Each line that contains the string "Estadísticas" counts once; report how many such lines appear in the data, as a number only.

╔══

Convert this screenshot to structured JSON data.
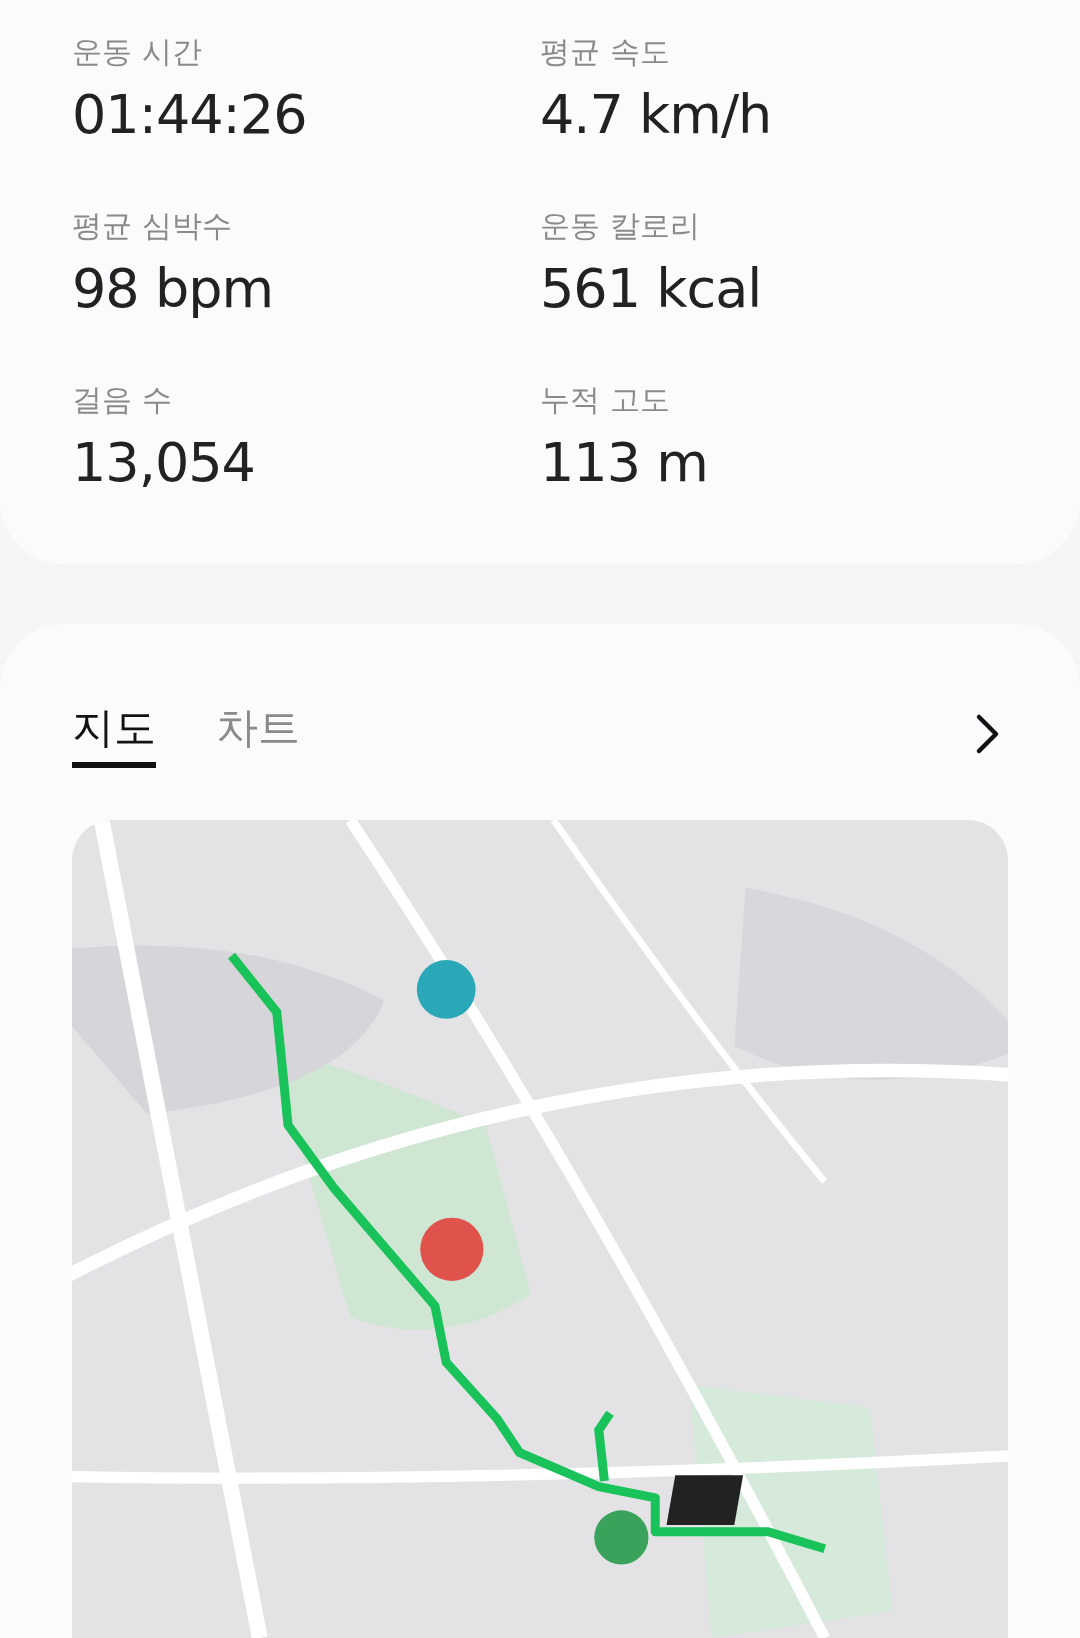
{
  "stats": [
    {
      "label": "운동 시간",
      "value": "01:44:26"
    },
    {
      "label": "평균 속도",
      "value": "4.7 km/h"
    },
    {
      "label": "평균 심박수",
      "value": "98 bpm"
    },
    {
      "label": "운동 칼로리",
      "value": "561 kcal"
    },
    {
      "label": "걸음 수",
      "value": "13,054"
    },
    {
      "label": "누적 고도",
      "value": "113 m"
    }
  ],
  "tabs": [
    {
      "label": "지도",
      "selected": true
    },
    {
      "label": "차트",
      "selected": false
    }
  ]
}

╚══
╔══

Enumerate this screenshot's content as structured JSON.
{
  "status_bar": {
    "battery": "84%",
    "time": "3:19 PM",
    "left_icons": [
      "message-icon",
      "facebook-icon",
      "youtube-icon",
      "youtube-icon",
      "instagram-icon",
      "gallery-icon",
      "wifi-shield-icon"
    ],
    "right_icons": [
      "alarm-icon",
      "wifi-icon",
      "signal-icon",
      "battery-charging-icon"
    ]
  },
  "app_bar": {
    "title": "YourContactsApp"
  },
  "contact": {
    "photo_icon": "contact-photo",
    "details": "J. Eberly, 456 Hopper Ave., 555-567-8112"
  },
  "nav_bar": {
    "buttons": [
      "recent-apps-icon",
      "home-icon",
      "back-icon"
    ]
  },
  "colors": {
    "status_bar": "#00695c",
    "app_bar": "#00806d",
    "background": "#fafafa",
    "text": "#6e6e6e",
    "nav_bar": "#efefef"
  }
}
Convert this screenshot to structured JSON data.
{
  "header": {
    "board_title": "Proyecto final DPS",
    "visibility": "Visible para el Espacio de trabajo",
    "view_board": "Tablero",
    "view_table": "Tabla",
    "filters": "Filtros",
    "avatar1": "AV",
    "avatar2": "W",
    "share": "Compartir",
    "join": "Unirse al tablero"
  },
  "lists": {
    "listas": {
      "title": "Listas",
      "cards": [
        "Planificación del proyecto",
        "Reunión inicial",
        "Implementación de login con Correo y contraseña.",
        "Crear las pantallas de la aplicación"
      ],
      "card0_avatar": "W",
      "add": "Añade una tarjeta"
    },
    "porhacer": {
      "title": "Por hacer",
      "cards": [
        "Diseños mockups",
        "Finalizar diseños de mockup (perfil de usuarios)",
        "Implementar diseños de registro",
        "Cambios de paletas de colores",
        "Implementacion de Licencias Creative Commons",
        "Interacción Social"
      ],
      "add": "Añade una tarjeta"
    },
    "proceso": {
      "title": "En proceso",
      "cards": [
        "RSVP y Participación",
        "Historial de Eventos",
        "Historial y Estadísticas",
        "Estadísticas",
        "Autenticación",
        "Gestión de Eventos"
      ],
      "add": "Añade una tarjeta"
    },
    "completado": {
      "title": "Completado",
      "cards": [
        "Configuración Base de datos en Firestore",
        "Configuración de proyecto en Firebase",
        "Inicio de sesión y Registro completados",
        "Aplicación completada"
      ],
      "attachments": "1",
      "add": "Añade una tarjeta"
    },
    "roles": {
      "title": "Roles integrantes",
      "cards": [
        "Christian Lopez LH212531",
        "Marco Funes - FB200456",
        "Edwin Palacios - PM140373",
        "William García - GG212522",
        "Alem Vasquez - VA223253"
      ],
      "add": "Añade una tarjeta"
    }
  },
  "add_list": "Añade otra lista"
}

╚══

• _RESULT_: 2